(Stored entries)
•••
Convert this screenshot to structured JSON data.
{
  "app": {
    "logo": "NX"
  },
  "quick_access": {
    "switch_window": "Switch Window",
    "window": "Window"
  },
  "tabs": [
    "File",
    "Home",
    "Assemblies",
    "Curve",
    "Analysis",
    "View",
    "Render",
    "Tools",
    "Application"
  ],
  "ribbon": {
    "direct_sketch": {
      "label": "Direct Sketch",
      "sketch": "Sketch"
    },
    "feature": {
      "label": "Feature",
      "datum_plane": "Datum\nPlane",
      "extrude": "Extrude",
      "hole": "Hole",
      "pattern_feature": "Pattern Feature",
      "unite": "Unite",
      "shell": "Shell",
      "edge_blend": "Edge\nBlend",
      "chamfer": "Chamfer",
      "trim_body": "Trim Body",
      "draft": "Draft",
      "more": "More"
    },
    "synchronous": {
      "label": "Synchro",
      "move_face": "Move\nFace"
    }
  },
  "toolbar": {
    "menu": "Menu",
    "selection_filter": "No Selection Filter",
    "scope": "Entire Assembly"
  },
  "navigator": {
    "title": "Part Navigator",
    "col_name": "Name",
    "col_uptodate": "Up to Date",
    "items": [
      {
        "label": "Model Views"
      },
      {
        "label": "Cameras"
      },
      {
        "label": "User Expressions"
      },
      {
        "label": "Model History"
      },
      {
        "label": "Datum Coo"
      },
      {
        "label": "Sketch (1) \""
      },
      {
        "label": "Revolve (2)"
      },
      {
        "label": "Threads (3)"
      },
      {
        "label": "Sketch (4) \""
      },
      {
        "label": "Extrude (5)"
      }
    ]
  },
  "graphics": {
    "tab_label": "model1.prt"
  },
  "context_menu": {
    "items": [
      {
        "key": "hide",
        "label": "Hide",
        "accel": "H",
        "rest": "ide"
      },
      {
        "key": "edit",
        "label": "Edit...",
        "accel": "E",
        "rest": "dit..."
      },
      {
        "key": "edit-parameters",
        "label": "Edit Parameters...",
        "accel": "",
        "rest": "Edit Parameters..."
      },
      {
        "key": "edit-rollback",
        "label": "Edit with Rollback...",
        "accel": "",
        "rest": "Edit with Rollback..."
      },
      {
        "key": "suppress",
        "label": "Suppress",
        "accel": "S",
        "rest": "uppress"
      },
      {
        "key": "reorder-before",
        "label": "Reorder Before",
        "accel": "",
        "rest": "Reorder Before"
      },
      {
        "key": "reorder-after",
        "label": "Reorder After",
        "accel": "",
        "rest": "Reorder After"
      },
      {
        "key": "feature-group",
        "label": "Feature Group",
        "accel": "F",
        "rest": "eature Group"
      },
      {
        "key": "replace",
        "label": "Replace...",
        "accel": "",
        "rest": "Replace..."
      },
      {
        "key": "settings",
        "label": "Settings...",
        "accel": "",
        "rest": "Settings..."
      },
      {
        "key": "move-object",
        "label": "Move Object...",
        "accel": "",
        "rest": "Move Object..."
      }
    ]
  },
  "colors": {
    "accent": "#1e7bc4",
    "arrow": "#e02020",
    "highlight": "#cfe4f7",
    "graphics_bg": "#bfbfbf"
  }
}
•••
**PROBLEM TO WORK ON:** Make an exact copy of the data above.

**OUTPUT BELOW:**
Convert this screenshot to structured JSON data.
{
  "app": {
    "logo": "NX"
  },
  "quick_access": {
    "switch_window": "Switch Window",
    "window": "Window"
  },
  "tabs": [
    "File",
    "Home",
    "Assemblies",
    "Curve",
    "Analysis",
    "View",
    "Render",
    "Tools",
    "Application"
  ],
  "ribbon": {
    "direct_sketch": {
      "label": "Direct Sketch",
      "sketch": "Sketch"
    },
    "feature": {
      "label": "Feature",
      "datum_plane": "Datum\nPlane",
      "extrude": "Extrude",
      "hole": "Hole",
      "pattern_feature": "Pattern Feature",
      "unite": "Unite",
      "shell": "Shell",
      "edge_blend": "Edge\nBlend",
      "chamfer": "Chamfer",
      "trim_body": "Trim Body",
      "draft": "Draft",
      "more": "More"
    },
    "synchronous": {
      "label": "Synchro",
      "move_face": "Move\nFace"
    }
  },
  "toolbar": {
    "menu": "Menu",
    "selection_filter": "No Selection Filter",
    "scope": "Entire Assembly"
  },
  "navigator": {
    "title": "Part Navigator",
    "col_name": "Name",
    "col_uptodate": "Up to Date",
    "items": [
      {
        "label": "Model Views"
      },
      {
        "label": "Cameras"
      },
      {
        "label": "User Expressions"
      },
      {
        "label": "Model History"
      },
      {
        "label": "Datum Coo"
      },
      {
        "label": "Sketch (1) \""
      },
      {
        "label": "Revolve (2)"
      },
      {
        "label": "Threads (3)"
      },
      {
        "label": "Sketch (4) \""
      },
      {
        "label": "Extrude (5)"
      }
    ]
  },
  "graphics": {
    "tab_label": "model1.prt"
  },
  "context_menu": {
    "items": [
      {
        "key": "hide",
        "label": "Hide",
        "accel": "H",
        "rest": "ide"
      },
      {
        "key": "edit",
        "label": "Edit...",
        "accel": "E",
        "rest": "dit..."
      },
      {
        "key": "edit-parameters",
        "label": "Edit Parameters...",
        "accel": "",
        "rest": "Edit Parameters..."
      },
      {
        "key": "edit-rollback",
        "label": "Edit with Rollback...",
        "accel": "",
        "rest": "Edit with Rollback..."
      },
      {
        "key": "suppress",
        "label": "Suppress",
        "accel": "S",
        "rest": "uppress"
      },
      {
        "key": "reorder-before",
        "label": "Reorder Before",
        "accel": "",
        "rest": "Reorder Before"
      },
      {
        "key": "reorder-after",
        "label": "Reorder After",
        "accel": "",
        "rest": "Reorder After"
      },
      {
        "key": "feature-group",
        "label": "Feature Group",
        "accel": "F",
        "rest": "eature Group"
      },
      {
        "key": "replace",
        "label": "Replace...",
        "accel": "",
        "rest": "Replace..."
      },
      {
        "key": "settings",
        "label": "Settings...",
        "accel": "",
        "rest": "Settings..."
      },
      {
        "key": "move-object",
        "label": "Move Object...",
        "accel": "",
        "rest": "Move Object..."
      }
    ]
  },
  "colors": {
    "accent": "#1e7bc4",
    "arrow": "#e02020",
    "highlight": "#cfe4f7",
    "graphics_bg": "#bfbfbf"
  }
}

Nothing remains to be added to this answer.